STATED EXERCISE — Take every line from the listing below that includes "克鲁足球俱乐部伤病更新" and copy it.

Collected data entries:
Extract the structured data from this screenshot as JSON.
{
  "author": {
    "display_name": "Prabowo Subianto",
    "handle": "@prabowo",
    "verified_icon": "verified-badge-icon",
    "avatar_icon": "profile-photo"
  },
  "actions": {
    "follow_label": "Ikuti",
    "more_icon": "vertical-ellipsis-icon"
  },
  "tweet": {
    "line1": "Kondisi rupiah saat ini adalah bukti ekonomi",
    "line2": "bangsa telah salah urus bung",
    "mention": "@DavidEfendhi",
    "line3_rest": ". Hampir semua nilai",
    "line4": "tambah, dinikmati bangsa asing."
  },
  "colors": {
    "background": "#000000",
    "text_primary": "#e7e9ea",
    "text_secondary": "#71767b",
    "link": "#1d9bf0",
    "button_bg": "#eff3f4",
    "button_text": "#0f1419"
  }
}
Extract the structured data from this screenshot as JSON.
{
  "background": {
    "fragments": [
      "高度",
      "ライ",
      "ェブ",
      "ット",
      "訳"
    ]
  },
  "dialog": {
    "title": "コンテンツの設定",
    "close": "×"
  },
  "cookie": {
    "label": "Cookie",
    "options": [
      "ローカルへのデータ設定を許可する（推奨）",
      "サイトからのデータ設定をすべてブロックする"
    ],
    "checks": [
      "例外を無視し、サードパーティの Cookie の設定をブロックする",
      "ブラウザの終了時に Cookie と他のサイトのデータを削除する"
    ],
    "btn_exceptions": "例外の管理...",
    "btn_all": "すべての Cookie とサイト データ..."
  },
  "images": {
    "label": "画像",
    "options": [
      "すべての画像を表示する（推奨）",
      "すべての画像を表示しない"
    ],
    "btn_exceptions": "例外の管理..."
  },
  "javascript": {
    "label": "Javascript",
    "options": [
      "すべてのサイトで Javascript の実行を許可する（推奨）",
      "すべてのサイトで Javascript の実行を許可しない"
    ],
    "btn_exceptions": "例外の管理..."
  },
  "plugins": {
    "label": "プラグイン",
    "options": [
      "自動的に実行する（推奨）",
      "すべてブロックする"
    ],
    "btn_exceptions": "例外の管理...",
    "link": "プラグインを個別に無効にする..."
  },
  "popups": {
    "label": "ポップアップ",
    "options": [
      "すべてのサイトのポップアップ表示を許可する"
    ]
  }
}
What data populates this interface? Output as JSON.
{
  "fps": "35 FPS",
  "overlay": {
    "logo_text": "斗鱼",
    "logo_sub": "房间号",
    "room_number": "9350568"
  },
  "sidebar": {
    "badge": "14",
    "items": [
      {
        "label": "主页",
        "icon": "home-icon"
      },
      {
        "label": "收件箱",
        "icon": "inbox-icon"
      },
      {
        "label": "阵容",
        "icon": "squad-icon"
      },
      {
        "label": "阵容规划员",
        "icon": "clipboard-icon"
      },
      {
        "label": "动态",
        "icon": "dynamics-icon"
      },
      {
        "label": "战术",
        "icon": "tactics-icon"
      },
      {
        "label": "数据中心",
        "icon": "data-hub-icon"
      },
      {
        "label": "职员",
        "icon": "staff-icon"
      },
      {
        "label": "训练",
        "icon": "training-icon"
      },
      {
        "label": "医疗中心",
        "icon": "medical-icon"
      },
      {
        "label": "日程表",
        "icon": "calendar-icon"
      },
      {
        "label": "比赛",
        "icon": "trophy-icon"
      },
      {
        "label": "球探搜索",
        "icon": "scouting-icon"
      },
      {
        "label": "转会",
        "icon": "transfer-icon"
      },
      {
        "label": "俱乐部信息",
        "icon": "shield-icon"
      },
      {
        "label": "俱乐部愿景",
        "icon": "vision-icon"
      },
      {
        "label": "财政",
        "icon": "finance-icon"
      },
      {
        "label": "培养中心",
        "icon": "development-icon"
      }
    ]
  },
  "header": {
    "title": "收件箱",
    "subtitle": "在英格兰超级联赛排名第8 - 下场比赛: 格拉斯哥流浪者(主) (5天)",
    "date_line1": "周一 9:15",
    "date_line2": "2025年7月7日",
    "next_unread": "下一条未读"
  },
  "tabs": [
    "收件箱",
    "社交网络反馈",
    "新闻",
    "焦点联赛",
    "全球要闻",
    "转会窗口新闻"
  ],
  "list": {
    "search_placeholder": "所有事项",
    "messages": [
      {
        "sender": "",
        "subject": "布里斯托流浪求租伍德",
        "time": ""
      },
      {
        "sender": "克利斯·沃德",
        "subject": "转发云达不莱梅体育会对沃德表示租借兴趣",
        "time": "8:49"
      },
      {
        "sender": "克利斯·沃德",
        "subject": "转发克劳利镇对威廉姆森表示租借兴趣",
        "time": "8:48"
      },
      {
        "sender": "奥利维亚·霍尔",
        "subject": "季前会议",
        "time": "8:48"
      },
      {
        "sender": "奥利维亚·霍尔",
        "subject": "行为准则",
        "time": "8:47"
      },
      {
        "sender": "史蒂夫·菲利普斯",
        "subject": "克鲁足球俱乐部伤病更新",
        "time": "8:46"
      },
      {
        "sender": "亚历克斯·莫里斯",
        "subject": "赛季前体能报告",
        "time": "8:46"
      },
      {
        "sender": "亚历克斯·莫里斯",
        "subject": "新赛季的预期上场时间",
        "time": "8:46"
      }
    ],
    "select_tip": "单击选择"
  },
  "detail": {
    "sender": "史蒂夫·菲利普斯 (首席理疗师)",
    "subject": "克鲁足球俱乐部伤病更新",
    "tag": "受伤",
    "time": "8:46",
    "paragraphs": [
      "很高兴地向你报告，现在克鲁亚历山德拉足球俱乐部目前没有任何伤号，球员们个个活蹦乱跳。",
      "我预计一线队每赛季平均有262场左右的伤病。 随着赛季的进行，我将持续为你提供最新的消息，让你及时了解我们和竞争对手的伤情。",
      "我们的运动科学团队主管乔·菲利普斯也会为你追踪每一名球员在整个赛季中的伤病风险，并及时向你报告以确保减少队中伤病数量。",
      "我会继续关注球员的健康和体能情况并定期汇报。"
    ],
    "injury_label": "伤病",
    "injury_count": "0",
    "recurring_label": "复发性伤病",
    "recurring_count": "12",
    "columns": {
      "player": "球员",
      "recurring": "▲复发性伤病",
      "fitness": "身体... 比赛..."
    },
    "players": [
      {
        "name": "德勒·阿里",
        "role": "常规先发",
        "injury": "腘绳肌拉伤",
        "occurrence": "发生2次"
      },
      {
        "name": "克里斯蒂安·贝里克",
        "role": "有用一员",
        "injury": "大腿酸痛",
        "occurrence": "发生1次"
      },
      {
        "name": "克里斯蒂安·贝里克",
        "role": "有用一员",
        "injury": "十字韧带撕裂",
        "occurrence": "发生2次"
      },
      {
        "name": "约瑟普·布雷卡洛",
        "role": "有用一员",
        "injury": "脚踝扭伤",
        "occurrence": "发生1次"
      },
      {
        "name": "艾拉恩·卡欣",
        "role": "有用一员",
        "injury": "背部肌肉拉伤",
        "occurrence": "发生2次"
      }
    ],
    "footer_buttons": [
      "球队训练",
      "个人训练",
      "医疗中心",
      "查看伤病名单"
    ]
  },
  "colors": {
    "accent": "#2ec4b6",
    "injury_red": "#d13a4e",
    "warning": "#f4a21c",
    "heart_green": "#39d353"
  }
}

REPLY TO THE TASK —
        "subject": "克鲁足球俱乐部伤病更新",
    "subject": "克鲁足球俱乐部伤病更新",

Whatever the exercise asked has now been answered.